━━━━━ THE DATA ━━━━━

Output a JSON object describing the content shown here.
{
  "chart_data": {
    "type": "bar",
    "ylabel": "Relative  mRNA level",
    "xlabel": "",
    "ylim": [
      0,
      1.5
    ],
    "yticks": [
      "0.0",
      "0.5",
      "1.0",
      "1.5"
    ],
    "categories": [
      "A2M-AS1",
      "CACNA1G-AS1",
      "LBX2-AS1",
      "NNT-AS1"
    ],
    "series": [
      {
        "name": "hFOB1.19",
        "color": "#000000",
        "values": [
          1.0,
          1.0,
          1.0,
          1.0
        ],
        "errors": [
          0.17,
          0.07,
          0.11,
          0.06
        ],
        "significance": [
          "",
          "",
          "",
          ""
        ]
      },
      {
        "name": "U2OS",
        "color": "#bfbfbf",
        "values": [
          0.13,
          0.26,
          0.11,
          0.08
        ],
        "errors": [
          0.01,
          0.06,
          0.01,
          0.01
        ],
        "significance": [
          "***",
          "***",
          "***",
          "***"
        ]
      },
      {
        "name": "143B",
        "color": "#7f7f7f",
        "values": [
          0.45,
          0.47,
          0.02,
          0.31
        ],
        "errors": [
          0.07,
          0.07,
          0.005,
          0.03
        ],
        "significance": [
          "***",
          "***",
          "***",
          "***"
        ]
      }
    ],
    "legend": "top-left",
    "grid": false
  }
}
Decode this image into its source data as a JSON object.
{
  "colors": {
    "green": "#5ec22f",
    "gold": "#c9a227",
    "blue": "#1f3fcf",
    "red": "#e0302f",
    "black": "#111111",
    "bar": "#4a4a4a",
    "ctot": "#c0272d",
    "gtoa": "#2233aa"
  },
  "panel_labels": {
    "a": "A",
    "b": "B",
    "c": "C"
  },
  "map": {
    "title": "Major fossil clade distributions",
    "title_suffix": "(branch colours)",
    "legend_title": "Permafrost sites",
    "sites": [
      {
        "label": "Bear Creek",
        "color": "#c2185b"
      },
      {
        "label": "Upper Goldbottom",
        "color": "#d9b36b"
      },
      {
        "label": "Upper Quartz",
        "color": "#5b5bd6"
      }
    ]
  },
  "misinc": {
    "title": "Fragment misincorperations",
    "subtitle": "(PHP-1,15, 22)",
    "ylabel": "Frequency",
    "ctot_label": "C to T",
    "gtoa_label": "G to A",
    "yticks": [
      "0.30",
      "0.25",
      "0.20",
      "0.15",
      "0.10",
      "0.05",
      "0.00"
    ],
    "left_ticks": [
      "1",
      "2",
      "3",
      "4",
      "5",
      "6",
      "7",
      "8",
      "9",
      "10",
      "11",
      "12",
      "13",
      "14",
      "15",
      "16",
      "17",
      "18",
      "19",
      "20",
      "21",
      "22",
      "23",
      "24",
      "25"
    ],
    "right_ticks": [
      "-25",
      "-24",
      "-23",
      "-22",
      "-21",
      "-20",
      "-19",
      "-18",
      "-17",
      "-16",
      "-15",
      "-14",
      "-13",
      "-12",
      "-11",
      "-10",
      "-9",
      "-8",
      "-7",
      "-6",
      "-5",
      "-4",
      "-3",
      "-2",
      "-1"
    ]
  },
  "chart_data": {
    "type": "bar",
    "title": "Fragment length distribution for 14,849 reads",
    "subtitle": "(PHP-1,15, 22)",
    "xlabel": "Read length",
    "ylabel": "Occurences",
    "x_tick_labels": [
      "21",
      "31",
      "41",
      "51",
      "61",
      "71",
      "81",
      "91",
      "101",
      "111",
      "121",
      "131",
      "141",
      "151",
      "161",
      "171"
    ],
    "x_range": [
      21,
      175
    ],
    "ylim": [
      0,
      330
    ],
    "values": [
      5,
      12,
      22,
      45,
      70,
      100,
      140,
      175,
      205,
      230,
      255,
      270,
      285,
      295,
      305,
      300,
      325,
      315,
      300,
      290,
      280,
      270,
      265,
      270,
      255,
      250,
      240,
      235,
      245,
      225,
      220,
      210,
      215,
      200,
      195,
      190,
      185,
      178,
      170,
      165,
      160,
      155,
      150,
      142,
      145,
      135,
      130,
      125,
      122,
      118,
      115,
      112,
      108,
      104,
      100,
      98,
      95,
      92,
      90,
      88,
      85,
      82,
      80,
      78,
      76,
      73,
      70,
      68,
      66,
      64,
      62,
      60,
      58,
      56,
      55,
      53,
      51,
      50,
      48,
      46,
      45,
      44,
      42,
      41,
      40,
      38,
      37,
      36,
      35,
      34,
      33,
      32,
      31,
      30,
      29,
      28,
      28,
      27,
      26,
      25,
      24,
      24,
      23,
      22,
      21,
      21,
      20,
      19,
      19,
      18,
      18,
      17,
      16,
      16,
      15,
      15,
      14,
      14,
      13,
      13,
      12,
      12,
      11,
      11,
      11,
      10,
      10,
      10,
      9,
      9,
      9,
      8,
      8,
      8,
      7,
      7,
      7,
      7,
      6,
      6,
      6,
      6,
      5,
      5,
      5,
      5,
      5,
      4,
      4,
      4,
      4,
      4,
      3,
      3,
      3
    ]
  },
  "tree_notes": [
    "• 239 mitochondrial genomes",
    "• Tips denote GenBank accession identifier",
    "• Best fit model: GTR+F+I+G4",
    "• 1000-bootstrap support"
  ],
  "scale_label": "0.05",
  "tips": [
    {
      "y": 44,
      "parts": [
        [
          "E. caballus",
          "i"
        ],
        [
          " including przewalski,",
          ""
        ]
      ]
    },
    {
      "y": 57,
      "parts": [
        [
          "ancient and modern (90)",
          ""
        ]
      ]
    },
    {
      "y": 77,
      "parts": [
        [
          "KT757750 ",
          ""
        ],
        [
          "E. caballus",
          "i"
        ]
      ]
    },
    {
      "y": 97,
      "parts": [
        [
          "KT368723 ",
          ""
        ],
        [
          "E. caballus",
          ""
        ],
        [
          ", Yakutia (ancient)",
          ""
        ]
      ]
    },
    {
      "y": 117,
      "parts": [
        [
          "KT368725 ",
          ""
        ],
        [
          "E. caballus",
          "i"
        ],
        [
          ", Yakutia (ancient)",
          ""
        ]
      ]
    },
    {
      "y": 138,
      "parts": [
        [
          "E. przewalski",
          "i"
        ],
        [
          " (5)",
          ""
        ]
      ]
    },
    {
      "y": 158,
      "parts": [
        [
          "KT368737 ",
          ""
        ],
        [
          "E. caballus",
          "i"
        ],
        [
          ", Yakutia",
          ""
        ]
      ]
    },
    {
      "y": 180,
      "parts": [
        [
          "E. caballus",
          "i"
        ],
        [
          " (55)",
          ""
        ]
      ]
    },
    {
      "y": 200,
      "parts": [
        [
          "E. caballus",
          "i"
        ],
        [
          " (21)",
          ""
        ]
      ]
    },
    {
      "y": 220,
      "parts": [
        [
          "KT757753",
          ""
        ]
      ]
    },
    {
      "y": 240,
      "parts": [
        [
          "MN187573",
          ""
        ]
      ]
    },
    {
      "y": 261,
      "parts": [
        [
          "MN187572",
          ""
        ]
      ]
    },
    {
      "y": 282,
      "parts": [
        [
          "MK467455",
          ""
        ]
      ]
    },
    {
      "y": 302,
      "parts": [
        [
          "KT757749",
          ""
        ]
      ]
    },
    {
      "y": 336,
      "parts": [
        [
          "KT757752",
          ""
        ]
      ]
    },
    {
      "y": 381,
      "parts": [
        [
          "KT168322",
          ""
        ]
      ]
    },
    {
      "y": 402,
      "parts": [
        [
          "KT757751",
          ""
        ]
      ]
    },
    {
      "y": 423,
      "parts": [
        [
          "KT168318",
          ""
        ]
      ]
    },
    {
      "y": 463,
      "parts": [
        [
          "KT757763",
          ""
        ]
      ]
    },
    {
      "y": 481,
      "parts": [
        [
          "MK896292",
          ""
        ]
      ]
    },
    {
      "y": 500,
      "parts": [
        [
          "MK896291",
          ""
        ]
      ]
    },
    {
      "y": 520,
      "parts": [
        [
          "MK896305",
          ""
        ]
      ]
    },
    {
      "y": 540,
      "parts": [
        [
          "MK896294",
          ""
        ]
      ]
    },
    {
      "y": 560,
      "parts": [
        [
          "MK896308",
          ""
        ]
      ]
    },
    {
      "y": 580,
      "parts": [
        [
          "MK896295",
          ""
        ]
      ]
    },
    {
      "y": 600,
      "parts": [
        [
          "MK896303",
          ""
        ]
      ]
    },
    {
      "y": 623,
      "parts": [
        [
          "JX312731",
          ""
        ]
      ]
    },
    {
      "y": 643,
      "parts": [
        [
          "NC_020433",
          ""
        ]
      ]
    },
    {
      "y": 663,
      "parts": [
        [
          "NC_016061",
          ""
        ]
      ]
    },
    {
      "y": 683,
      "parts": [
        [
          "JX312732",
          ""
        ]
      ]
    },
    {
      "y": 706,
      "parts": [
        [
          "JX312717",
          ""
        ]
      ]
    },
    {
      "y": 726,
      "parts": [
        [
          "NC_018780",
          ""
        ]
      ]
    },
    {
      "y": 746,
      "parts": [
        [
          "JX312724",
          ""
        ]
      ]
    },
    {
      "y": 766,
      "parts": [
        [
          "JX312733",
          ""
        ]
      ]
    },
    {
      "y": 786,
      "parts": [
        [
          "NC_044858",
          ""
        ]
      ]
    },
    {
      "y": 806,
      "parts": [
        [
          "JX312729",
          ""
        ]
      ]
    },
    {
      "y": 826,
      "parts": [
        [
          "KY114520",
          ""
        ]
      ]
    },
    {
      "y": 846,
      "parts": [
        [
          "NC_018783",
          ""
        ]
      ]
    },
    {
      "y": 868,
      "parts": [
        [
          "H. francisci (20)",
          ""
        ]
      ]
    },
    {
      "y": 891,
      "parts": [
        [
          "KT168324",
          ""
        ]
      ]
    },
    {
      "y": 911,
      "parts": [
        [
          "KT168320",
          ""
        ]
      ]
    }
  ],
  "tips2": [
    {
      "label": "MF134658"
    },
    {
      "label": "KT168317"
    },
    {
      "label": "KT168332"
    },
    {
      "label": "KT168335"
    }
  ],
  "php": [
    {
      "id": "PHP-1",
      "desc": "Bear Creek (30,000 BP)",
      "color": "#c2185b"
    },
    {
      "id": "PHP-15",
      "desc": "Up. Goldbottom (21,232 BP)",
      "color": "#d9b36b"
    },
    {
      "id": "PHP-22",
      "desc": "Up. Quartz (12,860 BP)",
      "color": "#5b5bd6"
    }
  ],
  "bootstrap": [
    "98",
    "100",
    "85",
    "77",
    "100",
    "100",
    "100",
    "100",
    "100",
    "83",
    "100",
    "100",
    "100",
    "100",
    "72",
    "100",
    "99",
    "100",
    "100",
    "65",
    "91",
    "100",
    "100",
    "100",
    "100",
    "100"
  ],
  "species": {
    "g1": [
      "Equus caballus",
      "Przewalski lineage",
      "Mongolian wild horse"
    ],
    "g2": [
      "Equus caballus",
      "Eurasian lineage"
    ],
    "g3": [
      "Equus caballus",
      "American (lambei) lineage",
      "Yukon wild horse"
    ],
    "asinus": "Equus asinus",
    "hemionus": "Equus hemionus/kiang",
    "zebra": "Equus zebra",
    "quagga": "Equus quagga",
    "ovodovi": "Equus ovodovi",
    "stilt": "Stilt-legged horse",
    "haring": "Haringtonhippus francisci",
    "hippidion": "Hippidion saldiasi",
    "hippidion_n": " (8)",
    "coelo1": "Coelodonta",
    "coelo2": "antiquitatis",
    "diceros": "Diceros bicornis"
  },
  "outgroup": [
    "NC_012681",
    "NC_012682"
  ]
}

━━━━━

What lines of the material above contain "length"? Return each of them.

    "title": "Fragment length distribution for 14,849 reads",
    "xlabel": "Read length",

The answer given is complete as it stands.